Record set

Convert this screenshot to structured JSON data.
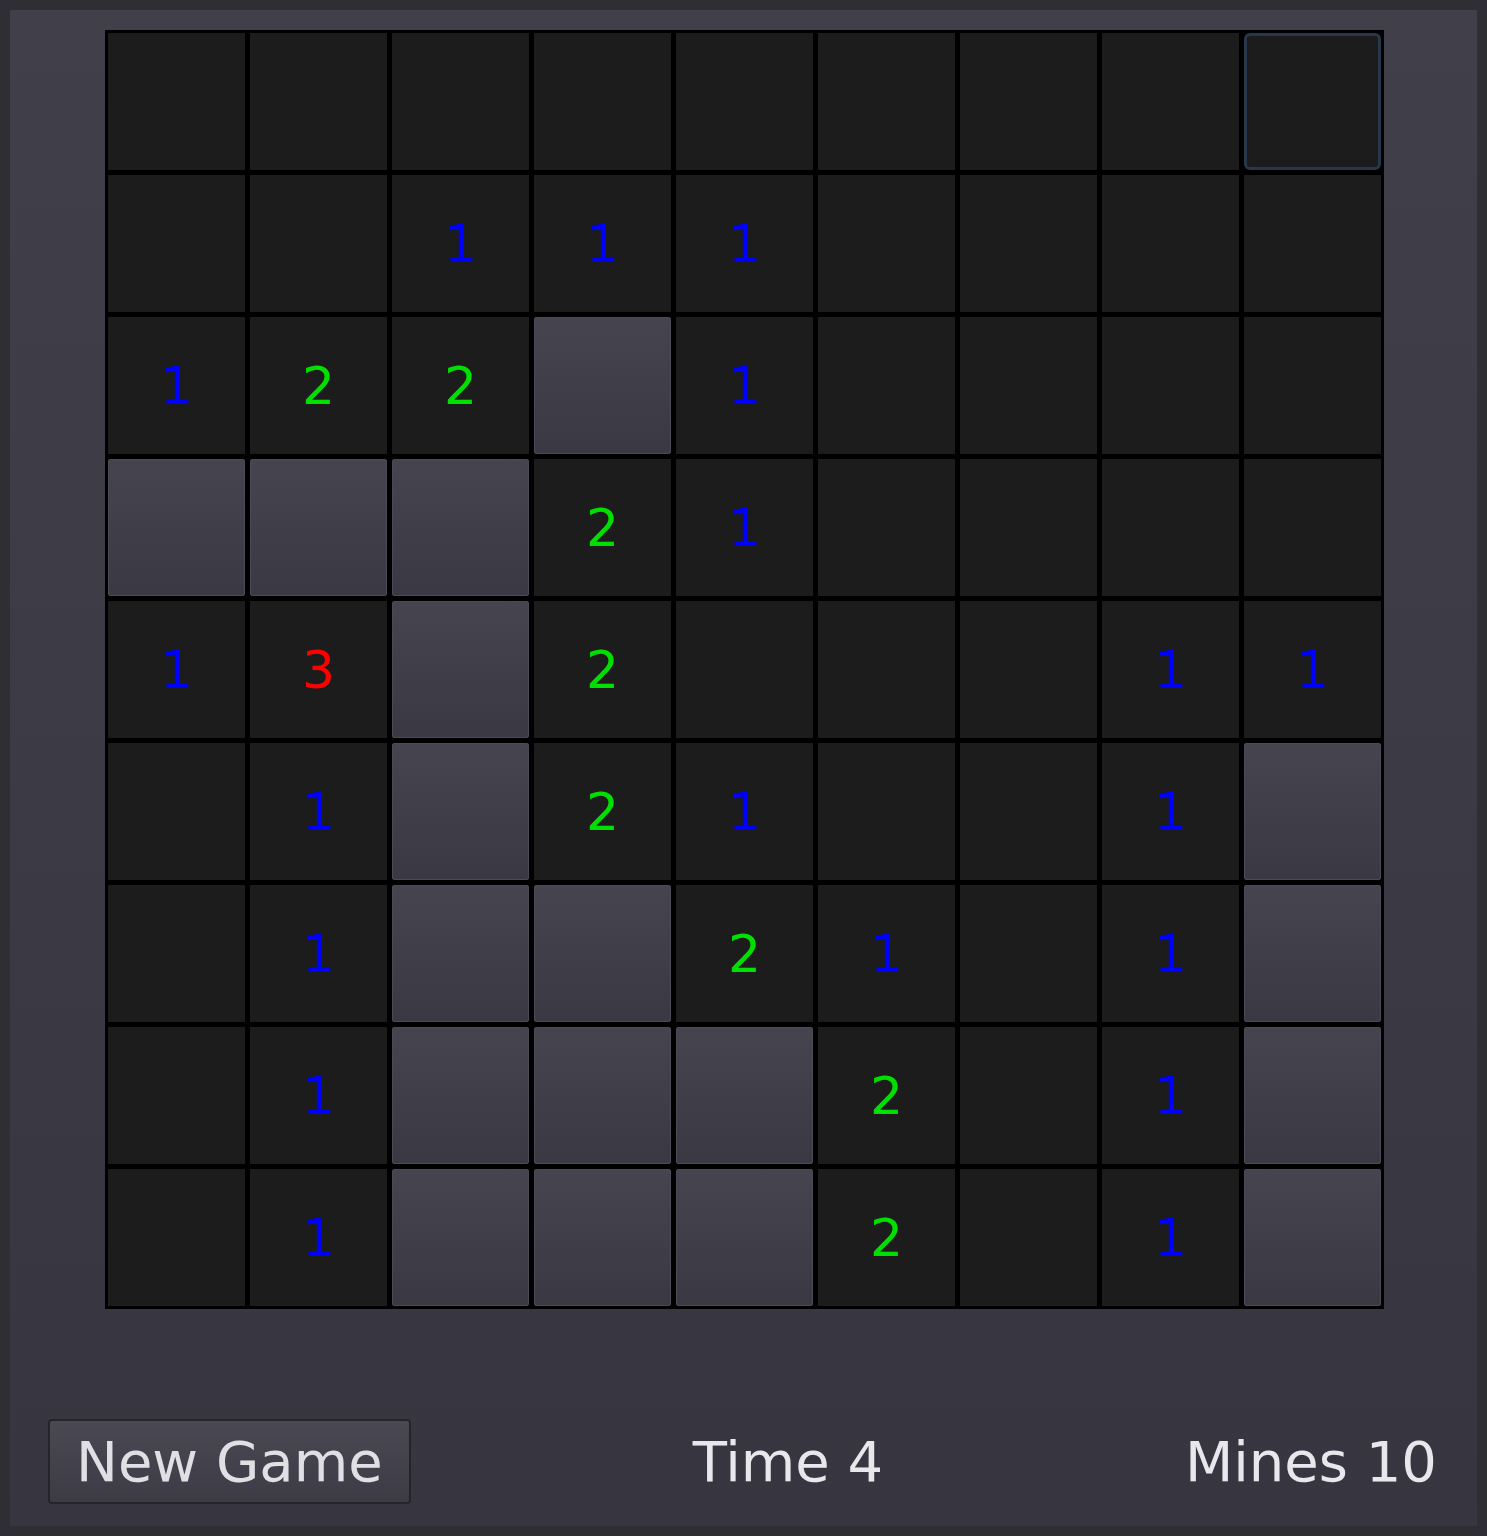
{
  "board": {
    "rows": [
      [
        {
          "kind": "revealed",
          "focused": false
        },
        {
          "kind": "revealed",
          "focused": false
        },
        {
          "kind": "revealed",
          "focused": false
        },
        {
          "kind": "revealed",
          "focused": false
        },
        {
          "kind": "revealed",
          "focused": false
        },
        {
          "kind": "revealed",
          "focused": false
        },
        {
          "kind": "revealed",
          "focused": false
        },
        {
          "kind": "revealed",
          "focused": false
        },
        {
          "kind": "revealed",
          "focused": true
        }
      ],
      [
        {
          "kind": "revealed",
          "focused": false
        },
        {
          "kind": "revealed",
          "focused": false
        },
        {
          "kind": "revealed",
          "text": "1",
          "color": "#0000ff",
          "focused": false
        },
        {
          "kind": "revealed",
          "text": "1",
          "color": "#0000ff",
          "focused": false
        },
        {
          "kind": "revealed",
          "text": "1",
          "color": "#0000ff",
          "focused": false
        },
        {
          "kind": "revealed",
          "focused": false
        },
        {
          "kind": "revealed",
          "focused": false
        },
        {
          "kind": "revealed",
          "focused": false
        },
        {
          "kind": "revealed",
          "focused": false
        }
      ],
      [
        {
          "kind": "revealed",
          "text": "1",
          "color": "#0000ff",
          "focused": false
        },
        {
          "kind": "revealed",
          "text": "2",
          "color": "#00e000",
          "focused": false
        },
        {
          "kind": "revealed",
          "text": "2",
          "color": "#00e000",
          "focused": false
        },
        {
          "kind": "hidden",
          "focused": false
        },
        {
          "kind": "revealed",
          "text": "1",
          "color": "#0000ff",
          "focused": false
        },
        {
          "kind": "revealed",
          "focused": false
        },
        {
          "kind": "revealed",
          "focused": false
        },
        {
          "kind": "revealed",
          "focused": false
        },
        {
          "kind": "revealed",
          "focused": false
        }
      ],
      [
        {
          "kind": "hidden",
          "focused": false
        },
        {
          "kind": "hidden",
          "focused": false
        },
        {
          "kind": "hidden",
          "focused": false
        },
        {
          "kind": "revealed",
          "text": "2",
          "color": "#00e000",
          "focused": false
        },
        {
          "kind": "revealed",
          "text": "1",
          "color": "#0000ff",
          "focused": false
        },
        {
          "kind": "revealed",
          "focused": false
        },
        {
          "kind": "revealed",
          "focused": false
        },
        {
          "kind": "revealed",
          "focused": false
        },
        {
          "kind": "revealed",
          "focused": false
        }
      ],
      [
        {
          "kind": "revealed",
          "text": "1",
          "color": "#0000ff",
          "focused": false
        },
        {
          "kind": "revealed",
          "text": "3",
          "color": "#ff0000",
          "focused": false
        },
        {
          "kind": "hidden",
          "focused": false
        },
        {
          "kind": "revealed",
          "text": "2",
          "color": "#00e000",
          "focused": false
        },
        {
          "kind": "revealed",
          "focused": false
        },
        {
          "kind": "revealed",
          "focused": false
        },
        {
          "kind": "revealed",
          "focused": false
        },
        {
          "kind": "revealed",
          "text": "1",
          "color": "#0000ff",
          "focused": false
        },
        {
          "kind": "revealed",
          "text": "1",
          "color": "#0000ff",
          "focused": false
        }
      ],
      [
        {
          "kind": "revealed",
          "focused": false
        },
        {
          "kind": "revealed",
          "text": "1",
          "color": "#0000ff",
          "focused": false
        },
        {
          "kind": "hidden",
          "focused": false
        },
        {
          "kind": "revealed",
          "text": "2",
          "color": "#00e000",
          "focused": false
        },
        {
          "kind": "revealed",
          "text": "1",
          "color": "#0000ff",
          "focused": false
        },
        {
          "kind": "revealed",
          "focused": false
        },
        {
          "kind": "revealed",
          "focused": false
        },
        {
          "kind": "revealed",
          "text": "1",
          "color": "#0000ff",
          "focused": false
        },
        {
          "kind": "hidden",
          "focused": false
        }
      ],
      [
        {
          "kind": "revealed",
          "focused": false
        },
        {
          "kind": "revealed",
          "text": "1",
          "color": "#0000ff",
          "focused": false
        },
        {
          "kind": "hidden",
          "focused": false
        },
        {
          "kind": "hidden",
          "focused": false
        },
        {
          "kind": "revealed",
          "text": "2",
          "color": "#00e000",
          "focused": false
        },
        {
          "kind": "revealed",
          "text": "1",
          "color": "#0000ff",
          "focused": false
        },
        {
          "kind": "revealed",
          "focused": false
        },
        {
          "kind": "revealed",
          "text": "1",
          "color": "#0000ff",
          "focused": false
        },
        {
          "kind": "hidden",
          "focused": false
        }
      ],
      [
        {
          "kind": "revealed",
          "focused": false
        },
        {
          "kind": "revealed",
          "text": "1",
          "color": "#0000ff",
          "focused": false
        },
        {
          "kind": "hidden",
          "focused": false
        },
        {
          "kind": "hidden",
          "focused": false
        },
        {
          "kind": "hidden",
          "focused": false
        },
        {
          "kind": "revealed",
          "text": "2",
          "color": "#00e000",
          "focused": false
        },
        {
          "kind": "revealed",
          "focused": false
        },
        {
          "kind": "revealed",
          "text": "1",
          "color": "#0000ff",
          "focused": false
        },
        {
          "kind": "hidden",
          "focused": false
        }
      ],
      [
        {
          "kind": "revealed",
          "focused": false
        },
        {
          "kind": "revealed",
          "text": "1",
          "color": "#0000ff",
          "focused": false
        },
        {
          "kind": "hidden",
          "focused": false
        },
        {
          "kind": "hidden",
          "focused": false
        },
        {
          "kind": "hidden",
          "focused": false
        },
        {
          "kind": "revealed",
          "text": "2",
          "color": "#00e000",
          "focused": false
        },
        {
          "kind": "revealed",
          "focused": false
        },
        {
          "kind": "revealed",
          "text": "1",
          "color": "#0000ff",
          "focused": false
        },
        {
          "kind": "hidden",
          "focused": false
        }
      ]
    ]
  },
  "footer": {
    "new_game_button": "New Game",
    "time": "Time 4",
    "mines": "Mines 10"
  }
}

The exercise
Omit the pictures, then output the rest of the listing exactly.

Result for this exercise
Convert this screenshot to structured JSON data.
{
  "board": {
    "rows": [
      [
        {
          "kind": "revealed",
          "focused": false
        },
        {
          "kind": "revealed",
          "focused": false
        },
        {
          "kind": "revealed",
          "focused": false
        },
        {
          "kind": "revealed",
          "focused": false
        },
        {
          "kind": "revealed",
          "focused": false
        },
        {
          "kind": "revealed",
          "focused": false
        },
        {
          "kind": "revealed",
          "focused": false
        },
        {
          "kind": "revealed",
          "focused": false
        },
        {
          "kind": "revealed",
          "focused": true
        }
      ],
      [
        {
          "kind": "revealed",
          "focused": false
        },
        {
          "kind": "revealed",
          "focused": false
        },
        {
          "kind": "revealed",
          "text": "1",
          "color": "#0000ff",
          "focused": false
        },
        {
          "kind": "revealed",
          "text": "1",
          "color": "#0000ff",
          "focused": false
        },
        {
          "kind": "revealed",
          "text": "1",
          "color": "#0000ff",
          "focused": false
        },
        {
          "kind": "revealed",
          "focused": false
        },
        {
          "kind": "revealed",
          "focused": false
        },
        {
          "kind": "revealed",
          "focused": false
        },
        {
          "kind": "revealed",
          "focused": false
        }
      ],
      [
        {
          "kind": "revealed",
          "text": "1",
          "color": "#0000ff",
          "focused": false
        },
        {
          "kind": "revealed",
          "text": "2",
          "color": "#00e000",
          "focused": false
        },
        {
          "kind": "revealed",
          "text": "2",
          "color": "#00e000",
          "focused": false
        },
        {
          "kind": "hidden",
          "focused": false
        },
        {
          "kind": "revealed",
          "text": "1",
          "color": "#0000ff",
          "focused": false
        },
        {
          "kind": "revealed",
          "focused": false
        },
        {
          "kind": "revealed",
          "focused": false
        },
        {
          "kind": "revealed",
          "focused": false
        },
        {
          "kind": "revealed",
          "focused": false
        }
      ],
      [
        {
          "kind": "hidden",
          "focused": false
        },
        {
          "kind": "hidden",
          "focused": false
        },
        {
          "kind": "hidden",
          "focused": false
        },
        {
          "kind": "revealed",
          "text": "2",
          "color": "#00e000",
          "focused": false
        },
        {
          "kind": "revealed",
          "text": "1",
          "color": "#0000ff",
          "focused": false
        },
        {
          "kind": "revealed",
          "focused": false
        },
        {
          "kind": "revealed",
          "focused": false
        },
        {
          "kind": "revealed",
          "focused": false
        },
        {
          "kind": "revealed",
          "focused": false
        }
      ],
      [
        {
          "kind": "revealed",
          "text": "1",
          "color": "#0000ff",
          "focused": false
        },
        {
          "kind": "revealed",
          "text": "3",
          "color": "#ff0000",
          "focused": false
        },
        {
          "kind": "hidden",
          "focused": false
        },
        {
          "kind": "revealed",
          "text": "2",
          "color": "#00e000",
          "focused": false
        },
        {
          "kind": "revealed",
          "focused": false
        },
        {
          "kind": "revealed",
          "focused": false
        },
        {
          "kind": "revealed",
          "focused": false
        },
        {
          "kind": "revealed",
          "text": "1",
          "color": "#0000ff",
          "focused": false
        },
        {
          "kind": "revealed",
          "text": "1",
          "color": "#0000ff",
          "focused": false
        }
      ],
      [
        {
          "kind": "revealed",
          "focused": false
        },
        {
          "kind": "revealed",
          "text": "1",
          "color": "#0000ff",
          "focused": false
        },
        {
          "kind": "hidden",
          "focused": false
        },
        {
          "kind": "revealed",
          "text": "2",
          "color": "#00e000",
          "focused": false
        },
        {
          "kind": "revealed",
          "text": "1",
          "color": "#0000ff",
          "focused": false
        },
        {
          "kind": "revealed",
          "focused": false
        },
        {
          "kind": "revealed",
          "focused": false
        },
        {
          "kind": "revealed",
          "text": "1",
          "color": "#0000ff",
          "focused": false
        },
        {
          "kind": "hidden",
          "focused": false
        }
      ],
      [
        {
          "kind": "revealed",
          "focused": false
        },
        {
          "kind": "revealed",
          "text": "1",
          "color": "#0000ff",
          "focused": false
        },
        {
          "kind": "hidden",
          "focused": false
        },
        {
          "kind": "hidden",
          "focused": false
        },
        {
          "kind": "revealed",
          "text": "2",
          "color": "#00e000",
          "focused": false
        },
        {
          "kind": "revealed",
          "text": "1",
          "color": "#0000ff",
          "focused": false
        },
        {
          "kind": "revealed",
          "focused": false
        },
        {
          "kind": "revealed",
          "text": "1",
          "color": "#0000ff",
          "focused": false
        },
        {
          "kind": "hidden",
          "focused": false
        }
      ],
      [
        {
          "kind": "revealed",
          "focused": false
        },
        {
          "kind": "revealed",
          "text": "1",
          "color": "#0000ff",
          "focused": false
        },
        {
          "kind": "hidden",
          "focused": false
        },
        {
          "kind": "hidden",
          "focused": false
        },
        {
          "kind": "hidden",
          "focused": false
        },
        {
          "kind": "revealed",
          "text": "2",
          "color": "#00e000",
          "focused": false
        },
        {
          "kind": "revealed",
          "focused": false
        },
        {
          "kind": "revealed",
          "text": "1",
          "color": "#0000ff",
          "focused": false
        },
        {
          "kind": "hidden",
          "focused": false
        }
      ],
      [
        {
          "kind": "revealed",
          "focused": false
        },
        {
          "kind": "revealed",
          "text": "1",
          "color": "#0000ff",
          "focused": false
        },
        {
          "kind": "hidden",
          "focused": false
        },
        {
          "kind": "hidden",
          "focused": false
        },
        {
          "kind": "hidden",
          "focused": false
        },
        {
          "kind": "revealed",
          "text": "2",
          "color": "#00e000",
          "focused": false
        },
        {
          "kind": "revealed",
          "focused": false
        },
        {
          "kind": "revealed",
          "text": "1",
          "color": "#0000ff",
          "focused": false
        },
        {
          "kind": "hidden",
          "focused": false
        }
      ]
    ]
  },
  "footer": {
    "new_game_button": "New Game",
    "time": "Time 4",
    "mines": "Mines 10"
  }
}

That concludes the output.